### Material provided:
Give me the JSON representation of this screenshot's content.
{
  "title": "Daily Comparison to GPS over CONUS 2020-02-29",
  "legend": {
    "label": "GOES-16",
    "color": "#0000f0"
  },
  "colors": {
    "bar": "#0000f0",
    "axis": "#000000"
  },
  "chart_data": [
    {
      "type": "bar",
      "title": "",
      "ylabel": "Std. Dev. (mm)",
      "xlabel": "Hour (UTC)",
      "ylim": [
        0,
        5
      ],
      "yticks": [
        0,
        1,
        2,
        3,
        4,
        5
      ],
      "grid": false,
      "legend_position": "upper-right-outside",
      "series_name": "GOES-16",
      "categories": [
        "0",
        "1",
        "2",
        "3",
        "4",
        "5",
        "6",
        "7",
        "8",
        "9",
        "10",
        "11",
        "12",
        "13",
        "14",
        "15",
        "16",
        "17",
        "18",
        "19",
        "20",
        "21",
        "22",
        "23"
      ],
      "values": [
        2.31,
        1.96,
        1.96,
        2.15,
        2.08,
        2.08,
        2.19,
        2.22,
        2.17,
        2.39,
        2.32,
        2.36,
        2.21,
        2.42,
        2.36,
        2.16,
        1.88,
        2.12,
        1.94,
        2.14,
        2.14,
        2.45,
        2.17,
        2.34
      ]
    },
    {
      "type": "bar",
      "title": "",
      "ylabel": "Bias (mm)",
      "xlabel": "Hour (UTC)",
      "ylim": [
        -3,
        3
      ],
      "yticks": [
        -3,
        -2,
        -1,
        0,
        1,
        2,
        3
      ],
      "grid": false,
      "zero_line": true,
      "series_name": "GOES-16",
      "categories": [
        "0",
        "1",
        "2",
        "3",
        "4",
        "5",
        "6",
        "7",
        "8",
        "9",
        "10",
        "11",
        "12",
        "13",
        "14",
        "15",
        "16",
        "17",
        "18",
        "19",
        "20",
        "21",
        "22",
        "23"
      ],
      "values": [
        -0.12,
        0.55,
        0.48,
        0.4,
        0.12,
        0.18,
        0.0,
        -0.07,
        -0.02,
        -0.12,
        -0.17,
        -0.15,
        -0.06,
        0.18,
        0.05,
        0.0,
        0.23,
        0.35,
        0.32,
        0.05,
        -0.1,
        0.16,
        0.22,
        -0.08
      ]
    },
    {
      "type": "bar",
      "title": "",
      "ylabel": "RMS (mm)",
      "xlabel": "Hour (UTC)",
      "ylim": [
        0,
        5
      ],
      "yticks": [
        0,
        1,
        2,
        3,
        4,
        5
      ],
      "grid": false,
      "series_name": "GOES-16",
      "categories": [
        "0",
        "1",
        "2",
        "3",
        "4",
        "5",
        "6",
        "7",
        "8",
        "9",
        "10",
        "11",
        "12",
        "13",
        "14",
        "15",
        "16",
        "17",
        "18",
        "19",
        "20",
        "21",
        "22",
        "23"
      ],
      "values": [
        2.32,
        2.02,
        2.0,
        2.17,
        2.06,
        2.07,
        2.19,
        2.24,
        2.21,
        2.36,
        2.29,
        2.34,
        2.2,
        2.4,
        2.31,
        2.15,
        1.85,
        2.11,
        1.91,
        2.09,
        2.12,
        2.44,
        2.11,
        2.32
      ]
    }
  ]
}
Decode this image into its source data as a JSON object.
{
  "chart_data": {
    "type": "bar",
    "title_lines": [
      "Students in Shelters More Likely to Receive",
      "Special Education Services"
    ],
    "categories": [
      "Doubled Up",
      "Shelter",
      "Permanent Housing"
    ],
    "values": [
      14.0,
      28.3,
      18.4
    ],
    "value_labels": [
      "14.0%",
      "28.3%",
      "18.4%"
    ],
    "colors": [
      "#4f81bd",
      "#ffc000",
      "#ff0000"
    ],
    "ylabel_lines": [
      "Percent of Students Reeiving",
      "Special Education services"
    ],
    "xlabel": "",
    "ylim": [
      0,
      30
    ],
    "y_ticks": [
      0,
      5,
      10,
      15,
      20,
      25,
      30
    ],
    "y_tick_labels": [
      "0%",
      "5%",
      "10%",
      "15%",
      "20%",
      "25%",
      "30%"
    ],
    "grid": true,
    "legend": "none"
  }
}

* * *

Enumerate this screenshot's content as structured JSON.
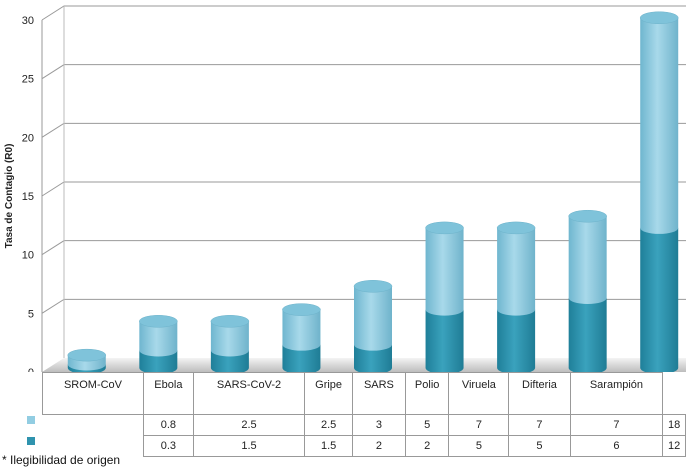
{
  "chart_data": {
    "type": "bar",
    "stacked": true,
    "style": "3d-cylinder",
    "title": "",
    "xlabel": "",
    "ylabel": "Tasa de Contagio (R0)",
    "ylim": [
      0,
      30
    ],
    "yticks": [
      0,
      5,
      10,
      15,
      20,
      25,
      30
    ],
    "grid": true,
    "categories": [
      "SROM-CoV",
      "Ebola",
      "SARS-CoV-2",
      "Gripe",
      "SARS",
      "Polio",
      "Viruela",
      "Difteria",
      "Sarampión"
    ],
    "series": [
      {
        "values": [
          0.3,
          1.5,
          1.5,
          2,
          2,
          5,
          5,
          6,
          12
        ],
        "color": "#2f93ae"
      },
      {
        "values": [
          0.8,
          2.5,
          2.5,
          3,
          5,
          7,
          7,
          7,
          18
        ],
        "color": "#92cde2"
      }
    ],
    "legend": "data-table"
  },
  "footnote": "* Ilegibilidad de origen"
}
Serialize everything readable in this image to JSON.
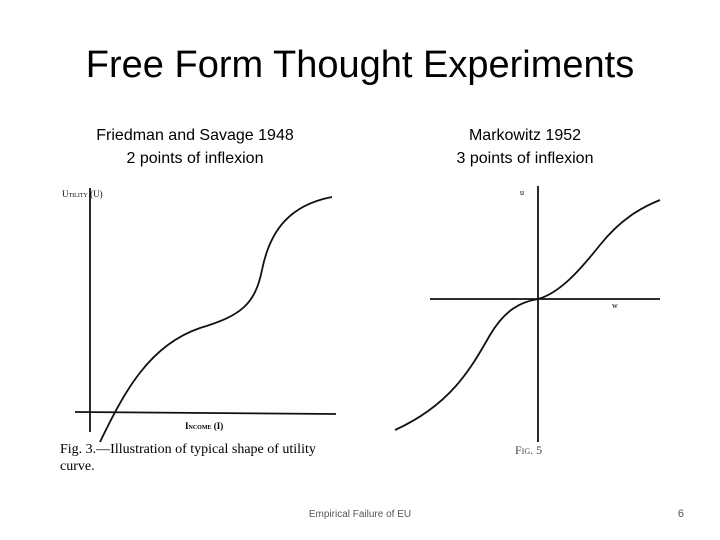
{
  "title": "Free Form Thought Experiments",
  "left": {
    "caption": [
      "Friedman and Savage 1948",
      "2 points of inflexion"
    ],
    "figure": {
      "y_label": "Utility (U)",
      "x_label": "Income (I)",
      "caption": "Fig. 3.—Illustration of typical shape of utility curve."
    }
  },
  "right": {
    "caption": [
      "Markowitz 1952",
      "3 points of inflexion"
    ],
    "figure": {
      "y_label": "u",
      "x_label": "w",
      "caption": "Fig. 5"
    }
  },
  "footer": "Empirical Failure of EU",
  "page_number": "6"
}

### Task objective:
From the entries, report each line that includes the word "right".

### The answer:
      "legend_position": "upper-right-outside",
  "right": {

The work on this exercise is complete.